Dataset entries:
+---+
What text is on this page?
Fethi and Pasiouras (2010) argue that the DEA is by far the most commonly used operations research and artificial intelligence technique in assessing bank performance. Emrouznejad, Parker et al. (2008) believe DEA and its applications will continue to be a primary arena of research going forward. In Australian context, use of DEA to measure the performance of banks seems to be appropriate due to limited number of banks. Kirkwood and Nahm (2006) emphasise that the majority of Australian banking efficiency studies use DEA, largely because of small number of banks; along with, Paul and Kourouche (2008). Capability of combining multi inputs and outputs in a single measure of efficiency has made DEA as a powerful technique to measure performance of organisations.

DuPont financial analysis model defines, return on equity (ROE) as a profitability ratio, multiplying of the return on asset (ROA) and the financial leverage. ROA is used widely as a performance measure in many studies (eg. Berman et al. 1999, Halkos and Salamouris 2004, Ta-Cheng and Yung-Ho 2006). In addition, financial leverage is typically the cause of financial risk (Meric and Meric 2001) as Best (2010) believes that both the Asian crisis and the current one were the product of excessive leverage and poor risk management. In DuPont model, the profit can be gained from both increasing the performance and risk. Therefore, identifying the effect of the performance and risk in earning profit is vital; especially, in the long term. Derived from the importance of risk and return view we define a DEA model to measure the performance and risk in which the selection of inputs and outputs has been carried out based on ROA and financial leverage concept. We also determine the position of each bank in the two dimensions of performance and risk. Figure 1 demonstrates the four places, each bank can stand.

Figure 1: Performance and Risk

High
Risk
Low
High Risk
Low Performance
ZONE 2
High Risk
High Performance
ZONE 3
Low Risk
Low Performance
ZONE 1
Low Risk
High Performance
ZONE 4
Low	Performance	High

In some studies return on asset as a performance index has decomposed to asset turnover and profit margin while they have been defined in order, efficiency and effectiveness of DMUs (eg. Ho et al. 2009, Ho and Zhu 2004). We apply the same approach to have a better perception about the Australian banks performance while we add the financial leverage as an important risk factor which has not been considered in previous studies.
+---+
Copy down the material exactly as written.

What text is on this page?
Fethi and Pasiouras (2010) argue that the DEA is by far the most commonly used operations research and artificial intelligence technique in assessing bank performance. Emrouznejad, Parker et al. (2008) believe DEA and its applications will continue to be a primary arena of research going forward. In Australian context, use of DEA to measure the performance of banks seems to be appropriate due to limited number of banks. Kirkwood and Nahm (2006) emphasise that the majority of Australian banking efficiency studies use DEA, largely because of small number of banks; along with, Paul and Kourouche (2008). Capability of combining multi inputs and outputs in a single measure of efficiency has made DEA as a powerful technique to measure performance of organisations.

DuPont financial analysis model defines, return on equity (ROE) as a profitability ratio, multiplying of the return on asset (ROA) and the financial leverage. ROA is used widely as a performance measure in many studies (eg. Berman et al. 1999, Halkos and Salamouris 2004, Ta-Cheng and Yung-Ho 2006). In addition, financial leverage is typically the cause of financial risk (Meric and Meric 2001) as Best (2010) believes that both the Asian crisis and the current one were the product of excessive leverage and poor risk management. In DuPont model, the profit can be gained from both increasing the performance and risk. Therefore, identifying the effect of the performance and risk in earning profit is vital; especially, in the long term. Derived from the importance of risk and return view we define a DEA model to measure the performance and risk in which the selection of inputs and outputs has been carried out based on ROA and financial leverage concept. We also determine the position of each bank in the two dimensions of performance and risk. Figure 1 demonstrates the four places, each bank can stand.

Figure 1: Performance and Risk

High
Risk
Low
High Risk
Low Performance
ZONE 2
High Risk
High Performance
ZONE 3
Low Risk
Low Performance
ZONE 1
Low Risk
High Performance
ZONE 4
Low	Performance	High

In some studies return on asset as a performance index has decomposed to asset turnover and profit margin while they have been defined in order, efficiency and effectiveness of DMUs (eg. Ho et al. 2009, Ho and Zhu 2004). We apply the same approach to have a better perception about the Australian banks performance while we add the financial leverage as an important risk factor which has not been considered in previous studies.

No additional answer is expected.